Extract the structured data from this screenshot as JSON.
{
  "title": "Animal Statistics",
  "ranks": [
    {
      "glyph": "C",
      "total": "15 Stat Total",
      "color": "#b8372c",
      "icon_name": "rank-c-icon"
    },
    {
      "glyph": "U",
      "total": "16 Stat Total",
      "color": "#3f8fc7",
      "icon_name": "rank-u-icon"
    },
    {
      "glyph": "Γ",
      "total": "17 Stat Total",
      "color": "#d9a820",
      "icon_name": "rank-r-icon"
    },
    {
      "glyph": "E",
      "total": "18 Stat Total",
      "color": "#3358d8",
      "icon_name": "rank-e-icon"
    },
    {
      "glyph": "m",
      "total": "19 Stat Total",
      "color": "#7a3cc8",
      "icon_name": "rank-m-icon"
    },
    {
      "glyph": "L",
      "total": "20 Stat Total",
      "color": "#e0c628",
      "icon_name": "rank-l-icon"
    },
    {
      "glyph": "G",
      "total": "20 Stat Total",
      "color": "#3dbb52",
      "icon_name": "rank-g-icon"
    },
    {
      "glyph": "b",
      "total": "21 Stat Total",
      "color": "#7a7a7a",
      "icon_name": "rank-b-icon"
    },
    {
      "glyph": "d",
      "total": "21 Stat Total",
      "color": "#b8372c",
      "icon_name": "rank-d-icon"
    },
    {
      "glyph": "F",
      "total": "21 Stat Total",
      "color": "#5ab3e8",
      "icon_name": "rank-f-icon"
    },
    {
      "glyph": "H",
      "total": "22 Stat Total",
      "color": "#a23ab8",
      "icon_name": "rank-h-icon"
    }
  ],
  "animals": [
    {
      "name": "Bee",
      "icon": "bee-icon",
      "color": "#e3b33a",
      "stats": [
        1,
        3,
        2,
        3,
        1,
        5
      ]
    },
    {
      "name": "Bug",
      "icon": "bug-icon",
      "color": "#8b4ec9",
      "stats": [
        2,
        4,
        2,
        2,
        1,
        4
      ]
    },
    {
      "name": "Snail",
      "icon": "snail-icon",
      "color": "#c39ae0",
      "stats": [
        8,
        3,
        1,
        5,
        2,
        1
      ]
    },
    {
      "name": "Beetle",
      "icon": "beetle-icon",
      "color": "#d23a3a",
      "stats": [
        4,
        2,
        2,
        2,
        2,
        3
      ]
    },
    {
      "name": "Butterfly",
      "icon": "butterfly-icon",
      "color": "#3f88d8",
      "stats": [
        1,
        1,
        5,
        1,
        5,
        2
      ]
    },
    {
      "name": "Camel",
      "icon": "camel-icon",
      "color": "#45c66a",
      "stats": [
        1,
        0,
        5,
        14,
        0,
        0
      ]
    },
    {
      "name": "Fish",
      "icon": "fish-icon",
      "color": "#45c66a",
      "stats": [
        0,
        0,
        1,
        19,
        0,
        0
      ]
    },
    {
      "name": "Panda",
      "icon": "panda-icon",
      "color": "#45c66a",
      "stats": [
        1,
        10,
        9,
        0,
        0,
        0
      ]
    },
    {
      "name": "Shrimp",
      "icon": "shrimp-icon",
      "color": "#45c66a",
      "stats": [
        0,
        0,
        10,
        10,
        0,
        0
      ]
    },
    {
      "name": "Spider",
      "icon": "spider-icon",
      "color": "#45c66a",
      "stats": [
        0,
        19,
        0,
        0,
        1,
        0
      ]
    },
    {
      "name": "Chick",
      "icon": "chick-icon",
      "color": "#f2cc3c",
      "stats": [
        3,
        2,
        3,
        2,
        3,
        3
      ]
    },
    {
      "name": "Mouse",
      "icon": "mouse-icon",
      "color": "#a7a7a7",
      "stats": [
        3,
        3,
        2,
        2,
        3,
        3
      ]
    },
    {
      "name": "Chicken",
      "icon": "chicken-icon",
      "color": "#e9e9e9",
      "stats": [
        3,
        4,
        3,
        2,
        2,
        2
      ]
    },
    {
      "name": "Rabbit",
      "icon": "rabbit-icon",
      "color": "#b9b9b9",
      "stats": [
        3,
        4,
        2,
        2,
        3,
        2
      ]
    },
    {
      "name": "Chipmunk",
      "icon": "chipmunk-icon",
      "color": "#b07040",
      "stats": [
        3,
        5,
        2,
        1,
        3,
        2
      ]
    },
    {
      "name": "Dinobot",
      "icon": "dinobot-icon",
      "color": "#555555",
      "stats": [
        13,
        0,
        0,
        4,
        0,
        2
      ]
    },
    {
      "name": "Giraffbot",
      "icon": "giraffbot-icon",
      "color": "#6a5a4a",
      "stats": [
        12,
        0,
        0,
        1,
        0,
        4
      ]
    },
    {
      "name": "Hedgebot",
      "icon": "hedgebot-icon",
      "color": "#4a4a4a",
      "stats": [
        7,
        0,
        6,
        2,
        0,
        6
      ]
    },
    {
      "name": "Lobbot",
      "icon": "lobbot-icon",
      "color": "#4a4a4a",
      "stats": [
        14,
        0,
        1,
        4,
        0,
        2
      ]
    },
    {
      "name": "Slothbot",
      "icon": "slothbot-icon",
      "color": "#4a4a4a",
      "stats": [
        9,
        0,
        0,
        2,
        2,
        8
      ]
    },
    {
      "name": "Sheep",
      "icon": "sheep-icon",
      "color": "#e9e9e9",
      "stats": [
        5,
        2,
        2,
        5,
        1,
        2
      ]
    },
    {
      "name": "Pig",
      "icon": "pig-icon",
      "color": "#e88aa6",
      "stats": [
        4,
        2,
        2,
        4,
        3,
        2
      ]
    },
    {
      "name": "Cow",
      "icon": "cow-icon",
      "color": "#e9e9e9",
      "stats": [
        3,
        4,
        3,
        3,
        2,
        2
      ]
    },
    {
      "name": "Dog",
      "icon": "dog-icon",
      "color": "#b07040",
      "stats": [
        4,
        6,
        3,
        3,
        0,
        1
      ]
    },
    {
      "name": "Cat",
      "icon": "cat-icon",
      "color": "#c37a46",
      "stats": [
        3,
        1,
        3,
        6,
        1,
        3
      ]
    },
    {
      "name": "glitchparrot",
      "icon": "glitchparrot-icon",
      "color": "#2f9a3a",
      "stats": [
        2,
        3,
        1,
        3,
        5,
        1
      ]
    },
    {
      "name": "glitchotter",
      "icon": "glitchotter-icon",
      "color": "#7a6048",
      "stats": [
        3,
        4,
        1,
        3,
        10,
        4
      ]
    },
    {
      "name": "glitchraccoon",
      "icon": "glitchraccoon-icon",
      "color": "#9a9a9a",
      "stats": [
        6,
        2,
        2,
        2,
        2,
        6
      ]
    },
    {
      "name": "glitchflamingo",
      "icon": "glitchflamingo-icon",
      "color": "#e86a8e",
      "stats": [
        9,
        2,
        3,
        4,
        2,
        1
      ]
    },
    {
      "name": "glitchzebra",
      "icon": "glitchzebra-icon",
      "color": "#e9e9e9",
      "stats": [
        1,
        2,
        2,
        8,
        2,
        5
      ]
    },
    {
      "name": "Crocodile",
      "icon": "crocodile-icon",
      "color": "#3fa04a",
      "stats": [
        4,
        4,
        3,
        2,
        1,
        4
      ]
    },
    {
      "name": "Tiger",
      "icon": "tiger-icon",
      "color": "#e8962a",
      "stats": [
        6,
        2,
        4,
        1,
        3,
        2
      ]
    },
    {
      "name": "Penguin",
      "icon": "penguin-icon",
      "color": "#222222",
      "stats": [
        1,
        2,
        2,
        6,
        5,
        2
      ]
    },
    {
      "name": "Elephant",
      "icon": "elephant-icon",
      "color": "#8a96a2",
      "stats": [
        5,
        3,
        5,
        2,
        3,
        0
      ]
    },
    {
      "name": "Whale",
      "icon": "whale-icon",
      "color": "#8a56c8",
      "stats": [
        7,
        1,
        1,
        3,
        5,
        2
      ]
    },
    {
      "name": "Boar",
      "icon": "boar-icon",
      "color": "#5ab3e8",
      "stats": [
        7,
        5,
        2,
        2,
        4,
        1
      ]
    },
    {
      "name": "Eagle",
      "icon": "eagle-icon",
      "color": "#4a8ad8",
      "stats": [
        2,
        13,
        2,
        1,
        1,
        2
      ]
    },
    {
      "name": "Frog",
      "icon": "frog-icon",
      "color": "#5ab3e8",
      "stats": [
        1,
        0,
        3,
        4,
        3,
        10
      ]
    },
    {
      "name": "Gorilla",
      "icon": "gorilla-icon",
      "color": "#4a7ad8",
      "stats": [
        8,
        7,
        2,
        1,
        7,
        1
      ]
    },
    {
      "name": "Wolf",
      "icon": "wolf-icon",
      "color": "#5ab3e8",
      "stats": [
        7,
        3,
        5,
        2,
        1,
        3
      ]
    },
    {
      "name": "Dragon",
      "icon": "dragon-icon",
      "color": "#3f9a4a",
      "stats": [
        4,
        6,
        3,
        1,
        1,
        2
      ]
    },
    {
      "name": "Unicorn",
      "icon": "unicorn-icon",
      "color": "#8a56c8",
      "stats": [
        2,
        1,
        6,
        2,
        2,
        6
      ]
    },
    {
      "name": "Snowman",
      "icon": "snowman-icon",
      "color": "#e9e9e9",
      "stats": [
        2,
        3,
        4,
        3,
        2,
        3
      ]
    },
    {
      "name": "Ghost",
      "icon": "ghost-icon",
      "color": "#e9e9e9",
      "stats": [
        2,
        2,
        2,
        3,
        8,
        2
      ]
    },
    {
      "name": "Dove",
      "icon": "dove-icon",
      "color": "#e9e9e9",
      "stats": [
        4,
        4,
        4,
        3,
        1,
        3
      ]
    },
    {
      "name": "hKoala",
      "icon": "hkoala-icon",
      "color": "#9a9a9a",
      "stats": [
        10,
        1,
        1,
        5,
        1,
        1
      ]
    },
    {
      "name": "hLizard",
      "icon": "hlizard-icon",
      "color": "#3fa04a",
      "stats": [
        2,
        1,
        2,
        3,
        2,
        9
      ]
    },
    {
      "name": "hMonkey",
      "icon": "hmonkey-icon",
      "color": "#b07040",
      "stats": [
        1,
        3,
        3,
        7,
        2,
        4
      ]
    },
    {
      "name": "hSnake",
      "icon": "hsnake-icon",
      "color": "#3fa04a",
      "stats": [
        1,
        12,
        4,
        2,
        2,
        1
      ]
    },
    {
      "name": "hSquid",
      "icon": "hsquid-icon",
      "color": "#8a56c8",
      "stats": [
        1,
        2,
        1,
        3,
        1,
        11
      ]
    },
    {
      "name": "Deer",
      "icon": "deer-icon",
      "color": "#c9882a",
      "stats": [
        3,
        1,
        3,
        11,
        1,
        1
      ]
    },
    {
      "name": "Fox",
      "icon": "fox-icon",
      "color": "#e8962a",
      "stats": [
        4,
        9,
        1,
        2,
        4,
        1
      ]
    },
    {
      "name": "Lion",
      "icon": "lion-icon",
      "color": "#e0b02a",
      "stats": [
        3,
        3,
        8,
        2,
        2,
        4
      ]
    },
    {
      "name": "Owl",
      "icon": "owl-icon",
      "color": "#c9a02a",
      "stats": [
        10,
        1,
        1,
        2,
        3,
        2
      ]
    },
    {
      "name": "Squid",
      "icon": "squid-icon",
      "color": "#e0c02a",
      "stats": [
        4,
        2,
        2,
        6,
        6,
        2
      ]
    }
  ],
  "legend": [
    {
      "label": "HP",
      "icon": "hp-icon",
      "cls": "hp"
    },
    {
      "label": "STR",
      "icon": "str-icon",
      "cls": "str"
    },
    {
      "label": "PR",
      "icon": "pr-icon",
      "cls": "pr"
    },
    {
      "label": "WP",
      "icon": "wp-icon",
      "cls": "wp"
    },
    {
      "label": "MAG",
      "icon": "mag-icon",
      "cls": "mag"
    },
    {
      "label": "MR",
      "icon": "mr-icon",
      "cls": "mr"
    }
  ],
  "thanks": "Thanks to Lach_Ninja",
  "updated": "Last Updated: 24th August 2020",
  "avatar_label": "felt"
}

....

Given exercise - Pull out every line above that holds the word "glitchzebra".

Full answer -
      "name": "glitchzebra",
      "icon": "glitchzebra-icon",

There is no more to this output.